Data provided:
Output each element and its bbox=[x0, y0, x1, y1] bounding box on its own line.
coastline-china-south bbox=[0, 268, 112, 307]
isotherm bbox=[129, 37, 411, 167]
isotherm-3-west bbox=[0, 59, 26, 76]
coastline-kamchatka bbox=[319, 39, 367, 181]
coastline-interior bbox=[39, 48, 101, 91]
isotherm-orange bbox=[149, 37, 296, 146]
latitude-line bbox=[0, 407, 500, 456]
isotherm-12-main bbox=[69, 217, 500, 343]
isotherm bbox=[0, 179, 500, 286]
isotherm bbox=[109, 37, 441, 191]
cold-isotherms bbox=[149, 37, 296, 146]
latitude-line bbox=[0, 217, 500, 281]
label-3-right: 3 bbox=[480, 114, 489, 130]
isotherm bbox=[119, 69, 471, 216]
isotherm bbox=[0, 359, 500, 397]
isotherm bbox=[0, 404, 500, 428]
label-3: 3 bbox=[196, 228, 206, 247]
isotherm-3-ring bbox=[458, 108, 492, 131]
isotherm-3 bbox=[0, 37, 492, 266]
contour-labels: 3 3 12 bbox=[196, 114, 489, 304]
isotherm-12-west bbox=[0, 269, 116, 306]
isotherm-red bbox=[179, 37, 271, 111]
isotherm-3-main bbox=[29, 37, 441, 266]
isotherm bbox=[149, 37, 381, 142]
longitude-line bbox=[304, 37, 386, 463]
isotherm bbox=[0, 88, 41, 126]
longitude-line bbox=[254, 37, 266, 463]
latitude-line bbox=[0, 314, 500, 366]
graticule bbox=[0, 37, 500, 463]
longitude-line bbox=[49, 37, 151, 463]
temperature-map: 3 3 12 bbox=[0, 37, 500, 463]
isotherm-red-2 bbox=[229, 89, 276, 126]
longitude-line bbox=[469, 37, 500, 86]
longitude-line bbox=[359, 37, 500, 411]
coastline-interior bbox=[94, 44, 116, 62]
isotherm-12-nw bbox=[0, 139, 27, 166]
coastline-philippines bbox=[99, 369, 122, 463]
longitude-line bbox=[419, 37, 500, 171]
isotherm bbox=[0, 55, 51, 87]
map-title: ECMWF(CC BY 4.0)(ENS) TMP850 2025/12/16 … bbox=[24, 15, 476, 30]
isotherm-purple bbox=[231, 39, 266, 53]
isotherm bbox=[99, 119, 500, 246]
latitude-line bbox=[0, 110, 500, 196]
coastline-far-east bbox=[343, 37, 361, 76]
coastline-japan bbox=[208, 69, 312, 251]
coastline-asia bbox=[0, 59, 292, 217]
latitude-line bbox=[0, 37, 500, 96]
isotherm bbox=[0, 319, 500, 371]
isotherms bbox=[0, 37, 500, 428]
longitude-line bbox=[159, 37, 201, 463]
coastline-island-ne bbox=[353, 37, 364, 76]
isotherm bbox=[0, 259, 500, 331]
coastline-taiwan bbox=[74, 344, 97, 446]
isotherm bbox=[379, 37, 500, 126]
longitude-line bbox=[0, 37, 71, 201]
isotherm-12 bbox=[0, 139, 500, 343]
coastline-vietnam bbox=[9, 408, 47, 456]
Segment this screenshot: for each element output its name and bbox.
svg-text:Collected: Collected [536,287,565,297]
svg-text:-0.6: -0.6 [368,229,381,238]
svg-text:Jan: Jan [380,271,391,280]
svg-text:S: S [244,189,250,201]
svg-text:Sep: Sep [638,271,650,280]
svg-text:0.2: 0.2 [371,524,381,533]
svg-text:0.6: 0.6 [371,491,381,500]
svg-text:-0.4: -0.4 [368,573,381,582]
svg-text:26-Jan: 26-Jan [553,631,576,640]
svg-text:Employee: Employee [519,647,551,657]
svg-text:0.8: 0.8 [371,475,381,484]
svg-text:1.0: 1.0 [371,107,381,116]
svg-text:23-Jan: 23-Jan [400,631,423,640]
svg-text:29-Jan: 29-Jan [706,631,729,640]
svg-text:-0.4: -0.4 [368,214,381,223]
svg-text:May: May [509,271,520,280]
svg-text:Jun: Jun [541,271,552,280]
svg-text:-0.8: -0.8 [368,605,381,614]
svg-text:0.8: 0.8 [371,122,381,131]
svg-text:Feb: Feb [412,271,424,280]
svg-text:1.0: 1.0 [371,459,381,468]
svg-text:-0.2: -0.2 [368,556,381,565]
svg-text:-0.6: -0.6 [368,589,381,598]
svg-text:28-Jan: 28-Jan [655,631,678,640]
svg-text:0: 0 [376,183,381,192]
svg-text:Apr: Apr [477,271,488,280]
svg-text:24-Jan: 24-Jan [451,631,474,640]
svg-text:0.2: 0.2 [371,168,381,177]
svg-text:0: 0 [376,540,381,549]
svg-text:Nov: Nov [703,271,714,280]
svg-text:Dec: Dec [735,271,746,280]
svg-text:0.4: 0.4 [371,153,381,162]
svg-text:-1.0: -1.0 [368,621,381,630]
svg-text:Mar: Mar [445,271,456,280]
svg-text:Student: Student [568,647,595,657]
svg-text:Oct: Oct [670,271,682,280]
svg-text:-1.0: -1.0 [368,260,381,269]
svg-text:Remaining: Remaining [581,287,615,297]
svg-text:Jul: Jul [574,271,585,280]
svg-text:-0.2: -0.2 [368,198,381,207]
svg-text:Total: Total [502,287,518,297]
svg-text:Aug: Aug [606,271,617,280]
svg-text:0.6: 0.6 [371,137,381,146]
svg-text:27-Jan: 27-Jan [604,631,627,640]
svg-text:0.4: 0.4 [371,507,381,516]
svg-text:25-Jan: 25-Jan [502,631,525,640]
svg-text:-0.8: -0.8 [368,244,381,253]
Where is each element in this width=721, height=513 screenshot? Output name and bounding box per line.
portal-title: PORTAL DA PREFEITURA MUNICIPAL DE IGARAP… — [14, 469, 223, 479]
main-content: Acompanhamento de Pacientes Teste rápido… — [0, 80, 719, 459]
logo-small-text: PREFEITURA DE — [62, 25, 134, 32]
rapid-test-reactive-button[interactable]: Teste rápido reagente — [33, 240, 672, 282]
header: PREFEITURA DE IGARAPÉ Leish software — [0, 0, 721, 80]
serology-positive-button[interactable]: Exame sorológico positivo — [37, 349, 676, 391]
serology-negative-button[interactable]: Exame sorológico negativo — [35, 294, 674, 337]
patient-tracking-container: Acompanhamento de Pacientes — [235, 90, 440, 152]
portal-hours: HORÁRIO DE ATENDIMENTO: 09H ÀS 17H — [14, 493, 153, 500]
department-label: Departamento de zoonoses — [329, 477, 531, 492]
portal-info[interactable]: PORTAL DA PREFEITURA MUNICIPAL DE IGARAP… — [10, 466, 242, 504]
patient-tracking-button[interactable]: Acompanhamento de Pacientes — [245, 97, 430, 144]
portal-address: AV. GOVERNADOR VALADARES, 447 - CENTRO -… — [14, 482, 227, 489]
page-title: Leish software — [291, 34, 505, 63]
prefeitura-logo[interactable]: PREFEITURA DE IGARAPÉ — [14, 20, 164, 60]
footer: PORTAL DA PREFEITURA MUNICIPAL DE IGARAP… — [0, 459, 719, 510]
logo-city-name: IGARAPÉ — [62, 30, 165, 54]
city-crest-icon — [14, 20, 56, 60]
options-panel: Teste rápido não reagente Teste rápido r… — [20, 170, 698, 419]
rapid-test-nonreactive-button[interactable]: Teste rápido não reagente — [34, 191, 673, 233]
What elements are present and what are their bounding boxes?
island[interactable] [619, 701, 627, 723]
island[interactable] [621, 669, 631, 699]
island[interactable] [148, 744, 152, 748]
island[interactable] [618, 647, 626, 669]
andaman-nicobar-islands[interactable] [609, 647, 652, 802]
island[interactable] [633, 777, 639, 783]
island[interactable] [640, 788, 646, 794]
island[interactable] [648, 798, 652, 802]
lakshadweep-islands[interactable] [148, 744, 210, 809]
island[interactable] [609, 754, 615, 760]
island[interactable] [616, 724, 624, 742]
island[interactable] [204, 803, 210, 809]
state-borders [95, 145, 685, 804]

Task to complete:
Output verbatim the stretch of lines from the first line through the line containing "cold-isotherms bbox=[149, 37, 296, 146]", both included.

Answer for the task:
Output each element and its bbox=[x0, y0, x1, y1] bounding box on its own line.
coastline-china-south bbox=[0, 268, 112, 307]
isotherm bbox=[129, 37, 411, 167]
isotherm-3-west bbox=[0, 59, 26, 76]
coastline-kamchatka bbox=[319, 39, 367, 181]
coastline-interior bbox=[39, 48, 101, 91]
isotherm-orange bbox=[149, 37, 296, 146]
latitude-line bbox=[0, 407, 500, 456]
isotherm-12-main bbox=[69, 217, 500, 343]
isotherm bbox=[0, 179, 500, 286]
isotherm bbox=[109, 37, 441, 191]
cold-isotherms bbox=[149, 37, 296, 146]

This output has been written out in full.